**Records supplied:**
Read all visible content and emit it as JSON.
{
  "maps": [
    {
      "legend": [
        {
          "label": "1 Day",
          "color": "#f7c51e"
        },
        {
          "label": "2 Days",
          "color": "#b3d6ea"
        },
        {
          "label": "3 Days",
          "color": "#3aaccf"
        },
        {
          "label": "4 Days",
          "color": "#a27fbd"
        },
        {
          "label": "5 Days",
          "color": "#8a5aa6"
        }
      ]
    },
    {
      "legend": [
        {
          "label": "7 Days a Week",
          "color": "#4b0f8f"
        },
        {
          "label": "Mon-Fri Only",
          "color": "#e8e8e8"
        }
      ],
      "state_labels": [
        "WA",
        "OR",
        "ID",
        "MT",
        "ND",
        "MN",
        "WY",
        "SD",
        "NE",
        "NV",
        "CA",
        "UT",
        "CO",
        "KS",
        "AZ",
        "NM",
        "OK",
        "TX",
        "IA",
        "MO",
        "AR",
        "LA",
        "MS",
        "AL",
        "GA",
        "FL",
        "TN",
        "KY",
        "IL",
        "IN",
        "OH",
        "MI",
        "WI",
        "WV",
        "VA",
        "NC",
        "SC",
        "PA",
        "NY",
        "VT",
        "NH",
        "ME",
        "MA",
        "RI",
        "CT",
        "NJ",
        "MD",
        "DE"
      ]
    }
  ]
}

**The problem:**
Return the material in full, exactly as shown.

**Solution to this exercise:**
Read all visible content and emit it as JSON.
{
  "maps": [
    {
      "legend": [
        {
          "label": "1 Day",
          "color": "#f7c51e"
        },
        {
          "label": "2 Days",
          "color": "#b3d6ea"
        },
        {
          "label": "3 Days",
          "color": "#3aaccf"
        },
        {
          "label": "4 Days",
          "color": "#a27fbd"
        },
        {
          "label": "5 Days",
          "color": "#8a5aa6"
        }
      ]
    },
    {
      "legend": [
        {
          "label": "7 Days a Week",
          "color": "#4b0f8f"
        },
        {
          "label": "Mon-Fri Only",
          "color": "#e8e8e8"
        }
      ],
      "state_labels": [
        "WA",
        "OR",
        "ID",
        "MT",
        "ND",
        "MN",
        "WY",
        "SD",
        "NE",
        "NV",
        "CA",
        "UT",
        "CO",
        "KS",
        "AZ",
        "NM",
        "OK",
        "TX",
        "IA",
        "MO",
        "AR",
        "LA",
        "MS",
        "AL",
        "GA",
        "FL",
        "TN",
        "KY",
        "IL",
        "IN",
        "OH",
        "MI",
        "WI",
        "WV",
        "VA",
        "NC",
        "SC",
        "PA",
        "NY",
        "VT",
        "NH",
        "ME",
        "MA",
        "RI",
        "CT",
        "NJ",
        "MD",
        "DE"
      ]
    }
  ]
}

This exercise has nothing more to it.